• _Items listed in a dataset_
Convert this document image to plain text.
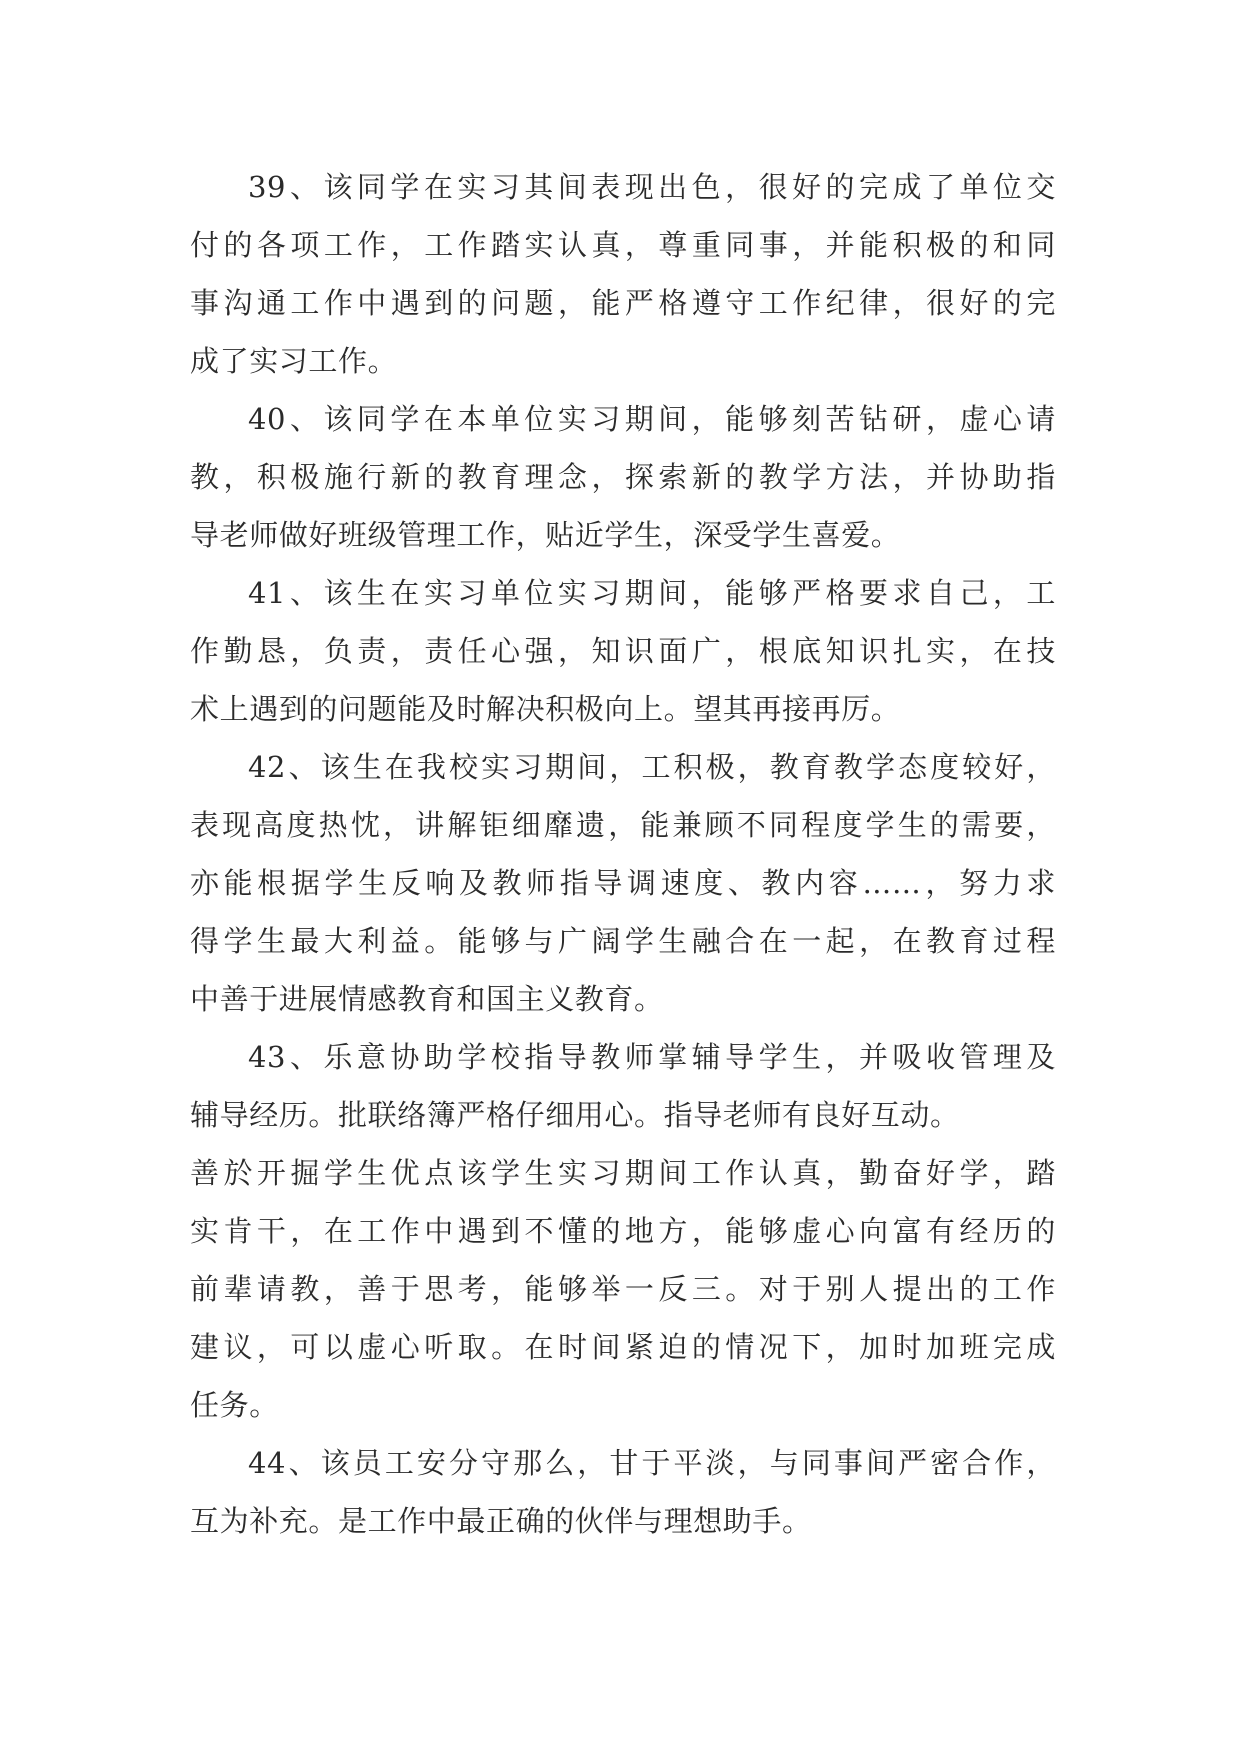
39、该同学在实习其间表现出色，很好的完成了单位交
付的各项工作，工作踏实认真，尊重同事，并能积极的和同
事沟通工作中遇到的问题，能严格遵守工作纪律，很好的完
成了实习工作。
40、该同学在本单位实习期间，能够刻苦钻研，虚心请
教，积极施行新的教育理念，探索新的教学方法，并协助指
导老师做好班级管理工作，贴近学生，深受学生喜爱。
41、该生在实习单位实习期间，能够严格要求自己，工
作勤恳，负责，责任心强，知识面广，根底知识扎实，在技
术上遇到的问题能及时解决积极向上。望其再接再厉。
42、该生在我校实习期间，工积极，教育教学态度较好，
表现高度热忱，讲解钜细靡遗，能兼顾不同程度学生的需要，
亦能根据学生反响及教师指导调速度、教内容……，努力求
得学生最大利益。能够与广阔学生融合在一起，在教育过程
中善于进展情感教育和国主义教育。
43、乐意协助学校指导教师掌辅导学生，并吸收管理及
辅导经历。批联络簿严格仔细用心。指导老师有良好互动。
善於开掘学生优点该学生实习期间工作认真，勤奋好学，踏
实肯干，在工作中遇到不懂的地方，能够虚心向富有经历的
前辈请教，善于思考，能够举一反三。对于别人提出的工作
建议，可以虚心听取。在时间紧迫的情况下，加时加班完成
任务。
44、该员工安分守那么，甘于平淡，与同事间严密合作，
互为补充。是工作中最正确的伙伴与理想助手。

• _WORK TO COMPLETE_
Copy each line of the records precisely and drop any images they hold.

• _FINAL ANSWER_
Convert this document image to plain text.
39、该同学在实习其间表现出色，很好的完成了单位交
付的各项工作，工作踏实认真，尊重同事，并能积极的和同
事沟通工作中遇到的问题，能严格遵守工作纪律，很好的完
成了实习工作。
40、该同学在本单位实习期间，能够刻苦钻研，虚心请
教，积极施行新的教育理念，探索新的教学方法，并协助指
导老师做好班级管理工作，贴近学生，深受学生喜爱。
41、该生在实习单位实习期间，能够严格要求自己，工
作勤恳，负责，责任心强，知识面广，根底知识扎实，在技
术上遇到的问题能及时解决积极向上。望其再接再厉。
42、该生在我校实习期间，工积极，教育教学态度较好，
表现高度热忱，讲解钜细靡遗，能兼顾不同程度学生的需要，
亦能根据学生反响及教师指导调速度、教内容……，努力求
得学生最大利益。能够与广阔学生融合在一起，在教育过程
中善于进展情感教育和国主义教育。
43、乐意协助学校指导教师掌辅导学生，并吸收管理及
辅导经历。批联络簿严格仔细用心。指导老师有良好互动。
善於开掘学生优点该学生实习期间工作认真，勤奋好学，踏
实肯干，在工作中遇到不懂的地方，能够虚心向富有经历的
前辈请教，善于思考，能够举一反三。对于别人提出的工作
建议，可以虚心听取。在时间紧迫的情况下，加时加班完成
任务。
44、该员工安分守那么，甘于平淡，与同事间严密合作，
互为补充。是工作中最正确的伙伴与理想助手。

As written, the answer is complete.